==== Source data ====

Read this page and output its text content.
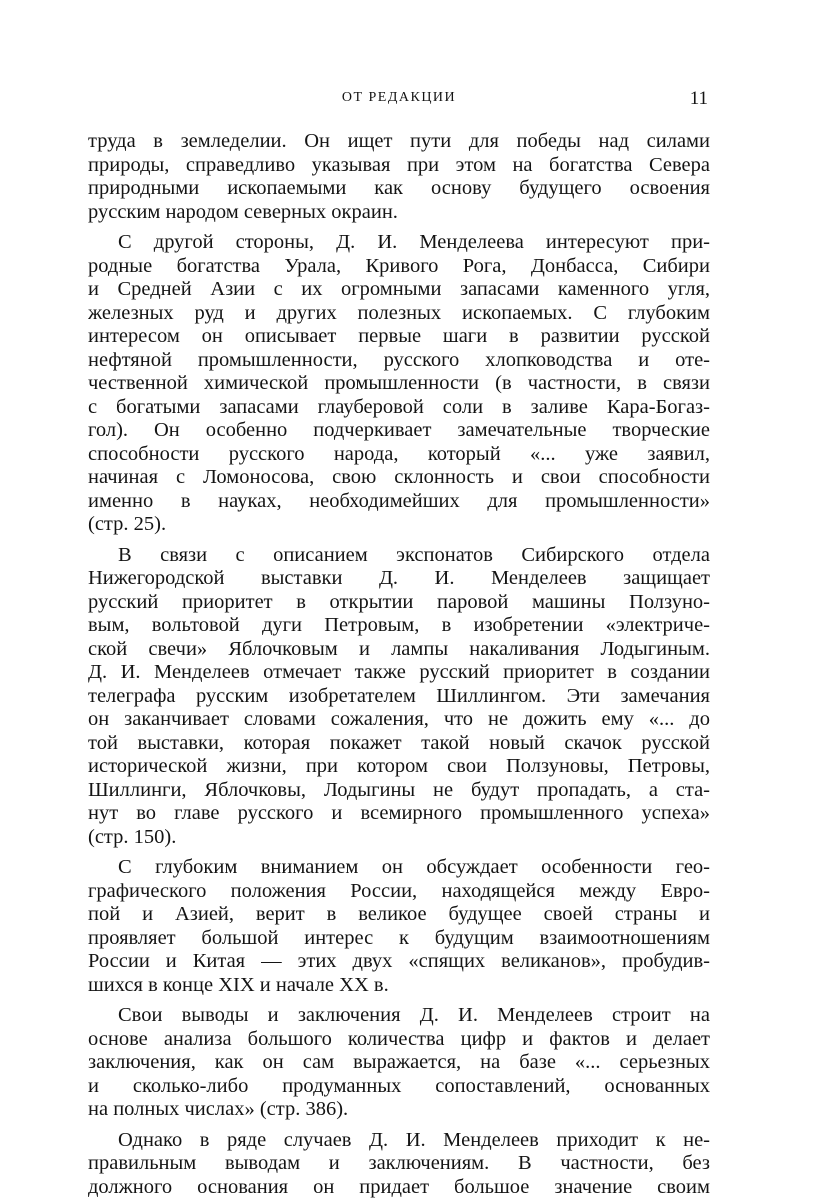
ОТ РЕДАКЦИИ	11
труда в земледелии. Он ищет пути для победы над силами
природы, справедливо указывая при этом на богатства Севера
природными ископаемыми как основу будущего освоения
русским народом северных окраин.
С другой стороны, Д. И. Менделеева интересуют при-
родные богатства Урала, Кривого Рога, Донбасса, Сибири
и Средней Азии с их огромными запасами каменного угля,
железных руд и других полезных ископаемых. С глубоким
интересом он описывает первые шаги в развитии русской
нефтяной промышленности, русского хлопководства и оте-
чественной химической промышленности (в частности, в связи
с богатыми запасами глауберовой соли в заливе Кара-Богаз-
гол). Он особенно подчеркивает замечательные творческие
способности русского народа, который «... уже заявил,
начиная с Ломоносова, свою склонность и свои способности
именно в науках, необходимейших для промышленности»
(стр. 25).
В связи с описанием экспонатов Сибирского отдела
Нижегородской выставки Д. И. Менделеев защищает
русский приоритет в открытии паровой машины Ползуно-
вым, вольтовой дуги Петровым, в изобретении «электриче-
ской свечи» Яблочковым и лампы накаливания Лодыгиным.
Д. И. Менделеев отмечает также русский приоритет в создании
телеграфа русским изобретателем Шиллингом. Эти замечания
он заканчивает словами сожаления, что не дожить ему «... до
той выставки, которая покажет такой новый скачок русской
исторической жизни, при котором свои Ползуновы, Петровы,
Шиллинги, Яблочковы, Лодыгины не будут пропадать, а ста-
нут во главе русского и всемирного промышленного успеха»
(стр. 150).
С глубоким вниманием он обсуждает особенности гео-
графического положения России, находящейся между Евро-
пой и Азией, верит в великое будущее своей страны и
проявляет большой интерес к будущим взаимоотношениям
России и Китая — этих двух «спящих великанов», пробудив-
шихся в конце XIX и начале XX в.
Свои выводы и заключения Д. И. Менделеев строит на
основе анализа большого количества цифр и фактов и делает
заключения, как он сам выражается, на базе «... серьезных
и сколько-либо продуманных сопоставлений, основанных
на полных числах» (стр. 386).
Однако в ряде случаев Д. И. Менделеев приходит к не-
правильным выводам и заключениям. В частности, без
должного основания он придает большое значение своим
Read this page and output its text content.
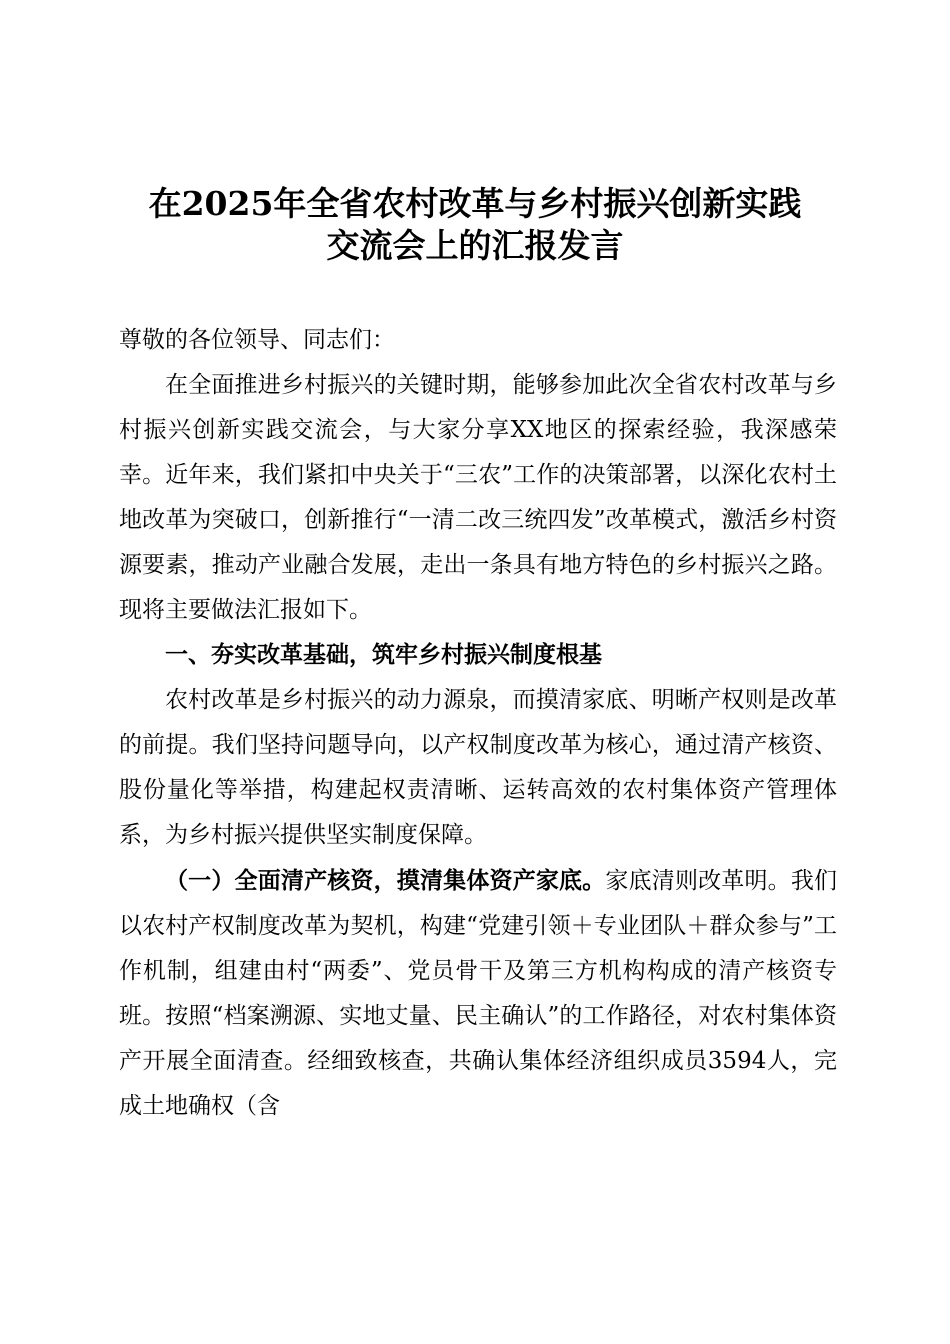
在2025年全省农村改革与乡村振兴创新实践
交流会上的汇报发言

尊敬的各位领导、同志们：

在全面推进乡村振兴的关键时期，能够参加此次全省农村改革与乡村振兴创新实践交流会，与大家分享XX地区的探索经验，我深感荣幸。近年来，我们紧扣中央关于“三农”工作的决策部署，以深化农村土地改革为突破口，创新推行“一清二改三统四发”改革模式，激活乡村资源要素，推动产业融合发展，走出一条具有地方特色的乡村振兴之路。现将主要做法汇报如下。

一、夯实改革基础，筑牢乡村振兴制度根基

农村改革是乡村振兴的动力源泉，而摸清家底、明晰产权则是改革的前提。我们坚持问题导向，以产权制度改革为核心，通过清产核资、股份量化等举措，构建起权责清晰、运转高效的农村集体资产管理体系，为乡村振兴提供坚实制度保障。

（一）全面清产核资，摸清集体资产家底。家底清则改革明。我们以农村产权制度改革为契机，构建“党建引领＋专业团队＋群众参与”工作机制，组建由村“两委”、党员骨干及第三方机构构成的清产核资专班。按照“档案溯源、实地丈量、民主确认”的工作路径，对农村集体资产开展全面清查。经细致核查，共确认集体经济组织成员3594人，完成土地确权（含
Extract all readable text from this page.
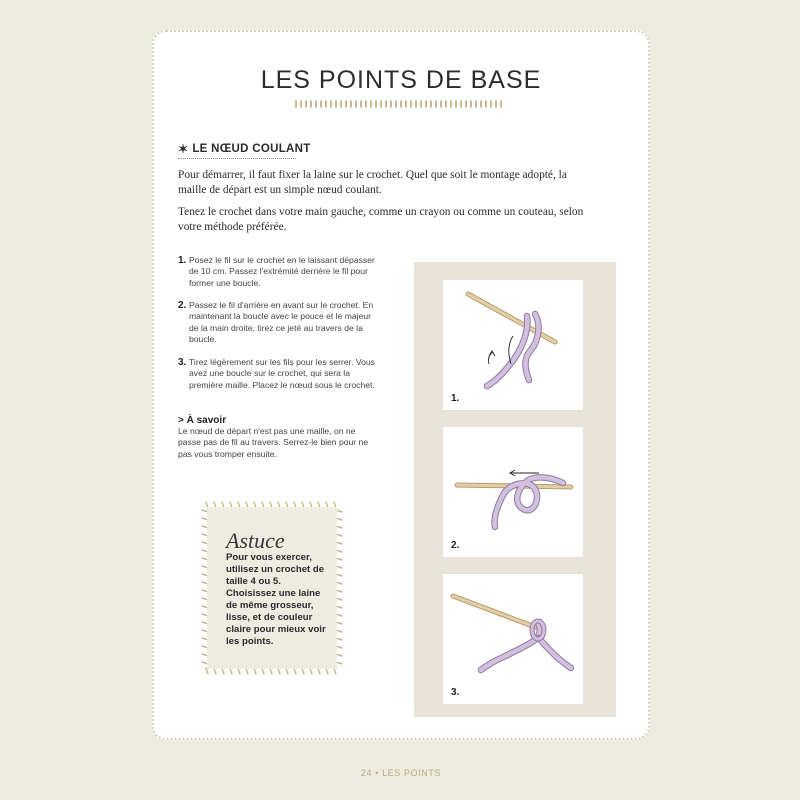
LES POINTS DE BASE
✶ LE NŒUD COULANT

Pour démarrer, il faut fixer la laine sur le crochet. Quel que soit le montage adopté, la maille de départ est un simple nœud coulant.

Tenez le crochet dans votre main gauche, comme un crayon ou comme un couteau, selon votre méthode préférée.

1. Posez le fil sur le crochet en le laissant dépasser de 10 cm. Passez l'extrémité derrière le fil pour former une boucle.
2. Passez le fil d'arrière en avant sur le crochet. En maintenant la boucle avec le pouce et le majeur de la main droite, tirez ce jeté au travers de la boucle.
3. Tirez légèrement sur les fils pour les serrer. Vous avez une boucle sur le crochet, qui sera la première maille. Placez le nœud sous le crochet.
> À savoir

Le nœud de départ n'est pas une maille, on ne passe pas de fil au travers. Serrez-le bien pour ne pas vous tromper ensuite.

Astuce

Pour vous exercer, utilisez un crochet de taille 4 ou 5. Choisissez une laine de même grosseur, lisse, et de couleur claire pour mieux voir les points.

1.
2.
3.
24 • LES POINTS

====

Instructions for the task | Leave out all pictures and extract exactly the lines from the line with "Extract all readable text from this page." through the end of the material.

Result for this task |
Extract all readable text from this page.
LES POINTS DE BASE
✶ LE NŒUD COULANT

Pour démarrer, il faut fixer la laine sur le crochet. Quel que soit le montage adopté, la maille de départ est un simple nœud coulant.

Tenez le crochet dans votre main gauche, comme un crayon ou comme un couteau, selon votre méthode préférée.

1. Posez le fil sur le crochet en le laissant dépasser de 10 cm. Passez l'extrémité derrière le fil pour former une boucle.
2. Passez le fil d'arrière en avant sur le crochet. En maintenant la boucle avec le pouce et le majeur de la main droite, tirez ce jeté au travers de la boucle.
3. Tirez légèrement sur les fils pour les serrer. Vous avez une boucle sur le crochet, qui sera la première maille. Placez le nœud sous le crochet.
> À savoir

Le nœud de départ n'est pas une maille, on ne passe pas de fil au travers. Serrez-le bien pour ne pas vous tromper ensuite.

Astuce

Pour vous exercer, utilisez un crochet de taille 4 ou 5. Choisissez une laine de même grosseur, lisse, et de couleur claire pour mieux voir les points.

1.
2.
3.
24 • LES POINTS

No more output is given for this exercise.